— Start of READING PASSAGE —
March 1, 2008

"Be Kind Rewind"

An excerpt from my review of "Be Kind Rewind" in the new American Conservative:

A new satirical website called Stuff White People Like has earned three million visits in the last ten days by offering dead-on deadpan analyses of status symbols among the under-40 upper middle class. Listed along with such de rigueur affectations of the more-sensitive-than-thou set as "Apple Products," "Threatening to Move to Canada," and "Barack Obama," is "Michel Gondry," the French director of Bjork's music videos and "such white classics as 'Eternal Sunshine of the Spotless Mind.'"

Christian Lander, who masterminds the site, helpfully advises:

"[Mentioning Gondry] can be used to help find common ground with white people. Talk about how you wanted to direct music videos after you saw Michel Gondry’s video for “Around the World” by Daft Punk. Then make a joke about how foolish you were at that age and everyone will have a good laugh. But they will also feel your pain about sacrificing your artistic dreams."

Like much of the stuff white people like, there is something to be said for the ingenious and ingenuous Gondry, whose video autobiography is aptly entitled "I've Been 12 Forever." His twee trademarks are childlike sets and props that he might have made out of cardboard and other junk he found in his dad's garage. Indeed, I found Gondry's surrealist comedy "The Science of Sleep," with Gael GarcĂ­a Bernal as a boyish graphics designer who can't tell his waking and dreaming lives apart, the most delightful movie of 2006.

Yet, while Apple can charge $800 extra for a laptop, movie tickets all cost about the same, so having a small upscale fan base doesn't do much financially for Gondry. To escape the status-striver's ghetto and connect with the American mass market, Gondry is recycling the do-it-yourself aesthetic of "Science" in "Be Kind Rewind." It stars part-time heavy metal singer Jack Black and part-time rapper Mos Def. Unfortunately, although not surprisingly, American lunkheadedness and French condescension make an ineffectual combination.

My published articles are archived at iSteve.com -- Steve Sailer

8 comments:

Anonymous said...

You are slowly taking the fun out of stuffwhitepeoplelike.

Steve Sailer said...

Well, I put a lot of the fun into Stuff White People Like in the first place.

Danindc said...

Steve- don't answer these anon posts- they are beneath you. I will handle them from here on out.

Anonymous said...
— End of READING PASSAGE —
* **EXERCISE INSTRUCTIONS**:
In the review excerpt about "Be Kind Rewind," what is the title of Michel Gondry's video autobiography?
— Start of RECORDS SUPPLIED —
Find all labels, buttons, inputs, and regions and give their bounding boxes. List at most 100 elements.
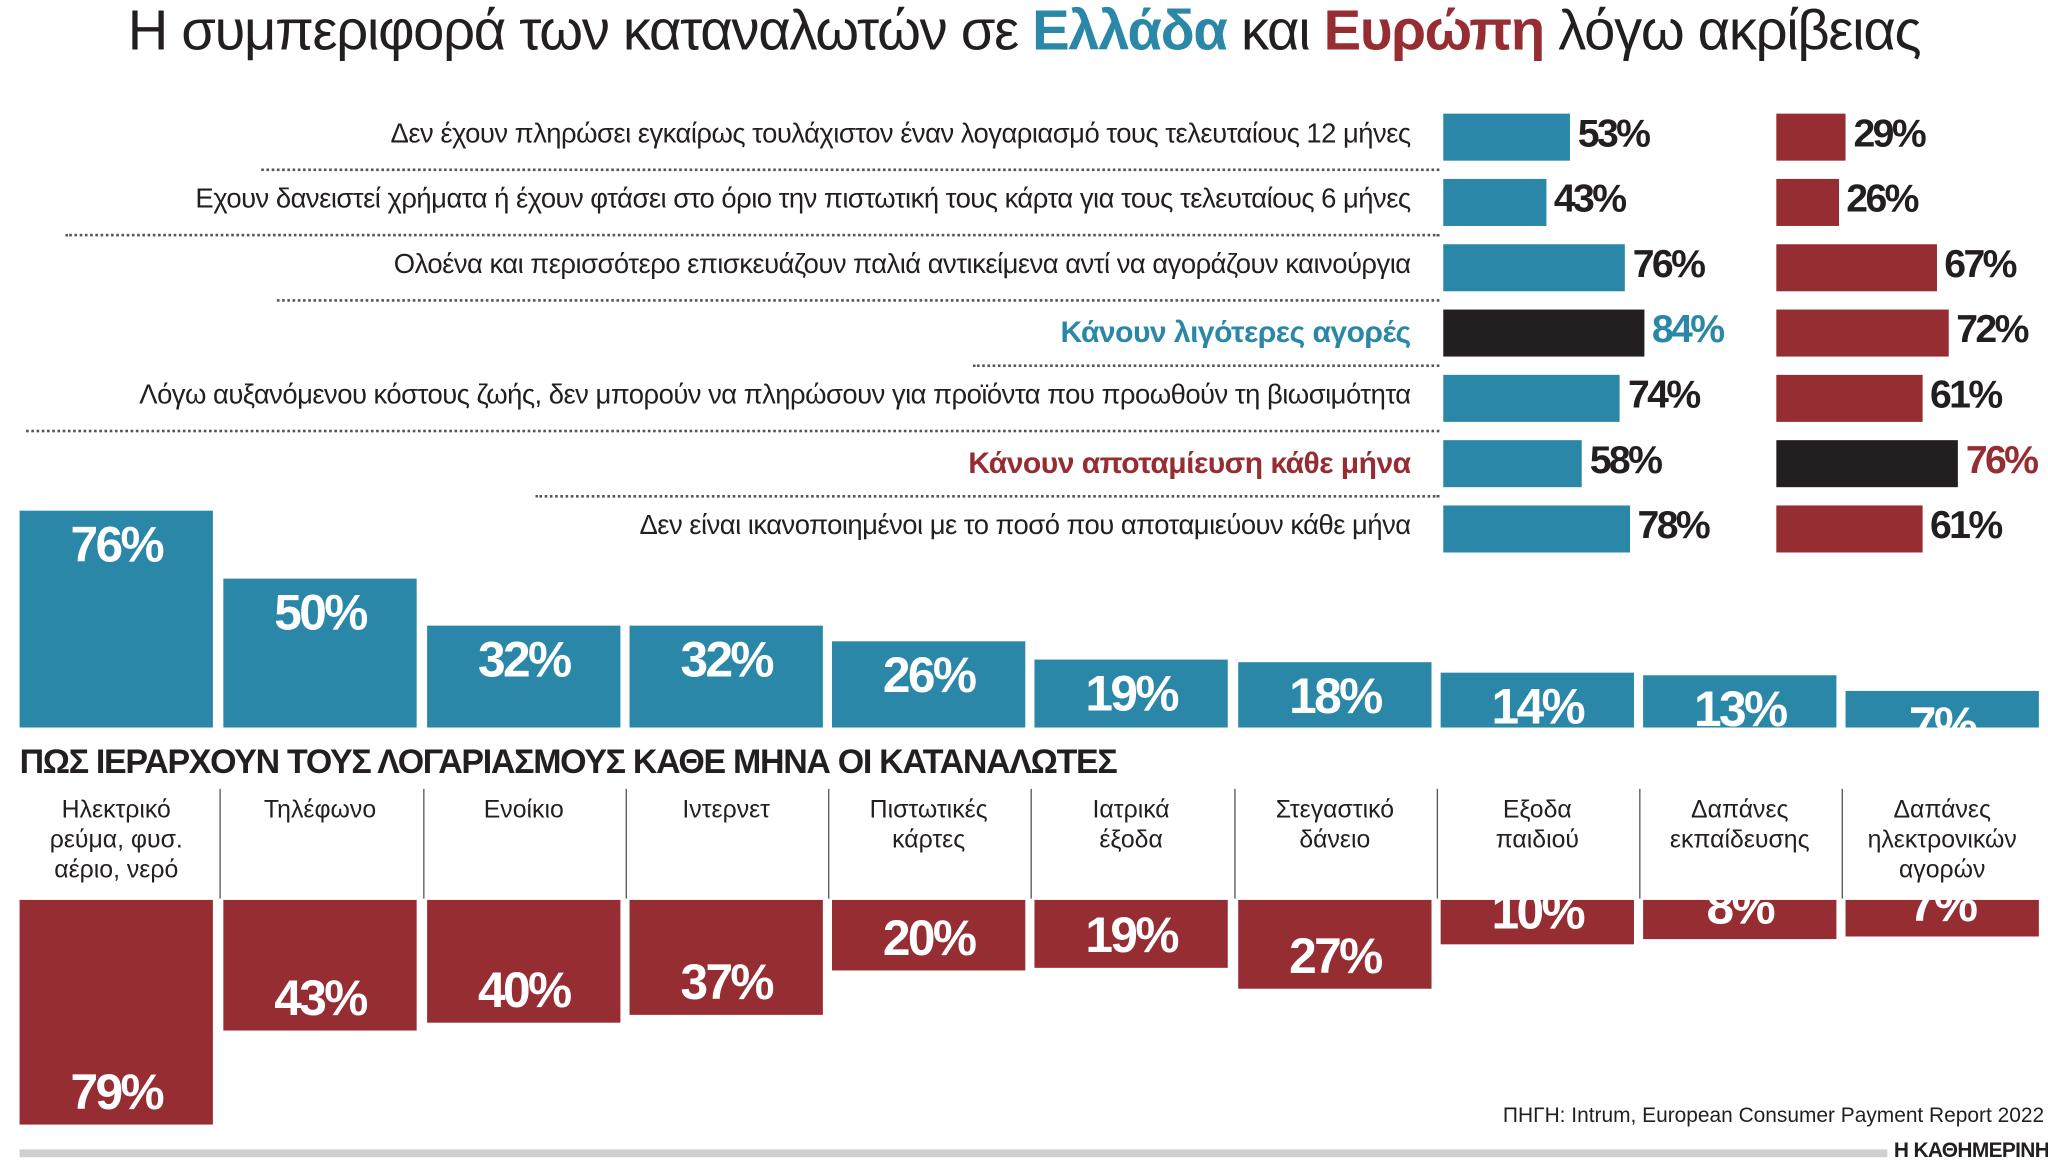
europe-bar — [1776, 309, 1949, 357]
europe-bar — [1776, 113, 1846, 161]
greece-column-label: 7% — [1908, 698, 1978, 754]
greece-bar — [1443, 505, 1630, 553]
europe-bar — [1776, 440, 1958, 488]
column-separator — [1234, 788, 1236, 899]
europe-column-label: 79% — [70, 1065, 164, 1121]
greece-bar — [1443, 309, 1645, 357]
category-label: Ιντερνετ — [628, 795, 824, 825]
greece-column-label: 76% — [70, 518, 164, 574]
greece-column: 13% — [1643, 675, 1837, 738]
category-label-line: αγορών — [1898, 856, 1986, 885]
europe-value-label: 67% — [1944, 242, 2017, 287]
bills-chart-title: ΠΩΣ ΙΕΡΑΡΧΟΥΝ ΤΟΥΣ ΛΟΓΑΡΙΑΣΜΟΥΣ ΚΑΘΕ ΜΗΝ… — [19, 741, 1118, 782]
europe-column: 10% — [1440, 886, 1634, 945]
category-label: Ενοίκιο — [426, 795, 622, 825]
category-label-line: κάρτες — [892, 826, 966, 855]
greece-value-label: 78% — [1637, 504, 1711, 548]
category-label-line: Ιατρικά — [1092, 796, 1170, 825]
title-greece: Ελλάδα — [1032, 0, 1228, 63]
category-label: Δαπάνες εκπαίδευσης — [1642, 795, 1838, 855]
europe-column: 79% — [19, 899, 213, 1125]
row-divider — [261, 168, 1440, 172]
category-label: Δαπάνες ηλεκτρονικών αγορών — [1844, 795, 2040, 885]
row-divider — [535, 495, 1440, 498]
source-note: ΠΗΓΗ: Intrum, European Consumer Payment … — [1502, 1104, 2045, 1128]
greece-column-label: 50% — [274, 586, 368, 642]
row-label: Κάνουν λιγότερες αγορές — [1060, 314, 1412, 349]
europe-column-label: 37% — [680, 956, 774, 1011]
europe-bar — [1776, 374, 1923, 422]
category-label-line: ρεύμα, φυσ. — [49, 826, 183, 855]
greece-column: 32% — [629, 625, 823, 728]
greece-column-label: 18% — [1289, 670, 1383, 725]
column-separator — [219, 788, 221, 899]
title-europe: Ευρώπη — [1323, 0, 1546, 63]
category-label-line: Ενοίκιο — [483, 796, 564, 825]
row-divider — [973, 364, 1440, 368]
greece-column-label: 14% — [1491, 680, 1586, 736]
category-label: Ιατρικά έξοδα — [1033, 795, 1229, 855]
europe-column-label: 19% — [1085, 909, 1179, 964]
category-label-line: αέριο, νερό — [54, 856, 179, 885]
europe-column: 20% — [831, 899, 1026, 971]
greece-value-label: 84% — [1651, 308, 1725, 352]
europe-column-label: 40% — [477, 963, 572, 1019]
category-label-line: Εξοδα — [1502, 796, 1572, 825]
europe-column: 8% — [1643, 880, 1837, 940]
europe-column-label: 43% — [274, 971, 368, 1027]
greece-column: 32% — [427, 625, 621, 728]
category-label-line: Ιντερνετ — [682, 796, 770, 825]
europe-column: 7% — [1845, 878, 2039, 937]
europe-value-label: 26% — [1846, 177, 1919, 221]
greece-value-label: 58% — [1589, 438, 1663, 482]
greece-column: 14% — [1440, 672, 1634, 735]
greece-value-label: 43% — [1553, 177, 1627, 221]
category-label-line: δάνειο — [1299, 826, 1371, 855]
row-divider — [26, 429, 1440, 433]
column-separator — [1030, 788, 1032, 899]
category-label: Πιστωτικές κάρτες — [831, 795, 1027, 855]
europe-column-label: 8% — [1706, 880, 1775, 936]
europe-column: 40% — [427, 899, 621, 1023]
column-separator — [423, 788, 425, 899]
europe-value-label: 61% — [1929, 373, 2003, 417]
europe-value-label: 76% — [1965, 438, 2039, 482]
category-label-line: Στεγαστικό — [1275, 796, 1395, 825]
europe-value-label: 29% — [1853, 112, 1926, 156]
column-separator — [1841, 788, 1843, 899]
category-label-line: Δαπάνες — [1690, 796, 1789, 825]
europe-value-label: 61% — [1929, 504, 2003, 548]
greece-column-label: 32% — [477, 633, 572, 689]
greece-value-label: 53% — [1577, 112, 1651, 156]
row-label: Δεν έχουν πληρώσει εγκαίρως τουλάχιστον … — [390, 118, 1412, 149]
row-label: Κάνουν αποταμίευση κάθε μήνα — [968, 445, 1411, 480]
greece-value-label: 76% — [1632, 242, 1706, 287]
title-text: και — [1226, 0, 1324, 63]
category-label-line: ηλεκτρονικών — [1867, 826, 2017, 855]
europe-bar — [1776, 178, 1839, 226]
europe-value-label: 72% — [1956, 308, 2029, 352]
category-label-line: εκπαίδευσης — [1669, 826, 1810, 855]
column-separator — [1639, 788, 1641, 899]
row-divider — [65, 233, 1440, 237]
greece-column: 76% — [19, 510, 213, 728]
greece-column: 7% — [1845, 690, 2039, 754]
europe-column-label: 7% — [1908, 877, 1978, 933]
europe-bar — [1776, 244, 1937, 292]
category-label: Τηλέφωνο — [222, 795, 418, 825]
category-label-line: έξοδα — [1099, 826, 1163, 855]
greece-column-label: 32% — [680, 633, 774, 689]
category-label-line: Πιστωτικές — [869, 796, 988, 825]
title-text: Η συμπεριφορά των καταναλωτών σε — [127, 0, 1033, 63]
greece-column-label: 26% — [882, 649, 977, 704]
category-label-line: Δαπάνες — [1893, 796, 1991, 825]
category-label: Ηλεκτρικό ρεύμα, φυσ. αέριο, νερό — [18, 795, 214, 885]
row-label: Εχουν δανειστεί χρήματα ή έχουν φτάσει σ… — [195, 184, 1411, 215]
brand-logo: Η ΚΑΘΗΜΕΡΙΝΗ — [1893, 1140, 2048, 1163]
europe-column-label: 20% — [882, 911, 977, 967]
greece-column-label: 19% — [1085, 667, 1179, 723]
europe-column: 37% — [629, 899, 823, 1015]
footer-rule — [19, 1149, 1888, 1158]
europe-column: 19% — [1034, 899, 1228, 968]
— End of RECORDS SUPPLIED —
* **ANSWER TO THIS TASK**:
"I've Been 12 Forever."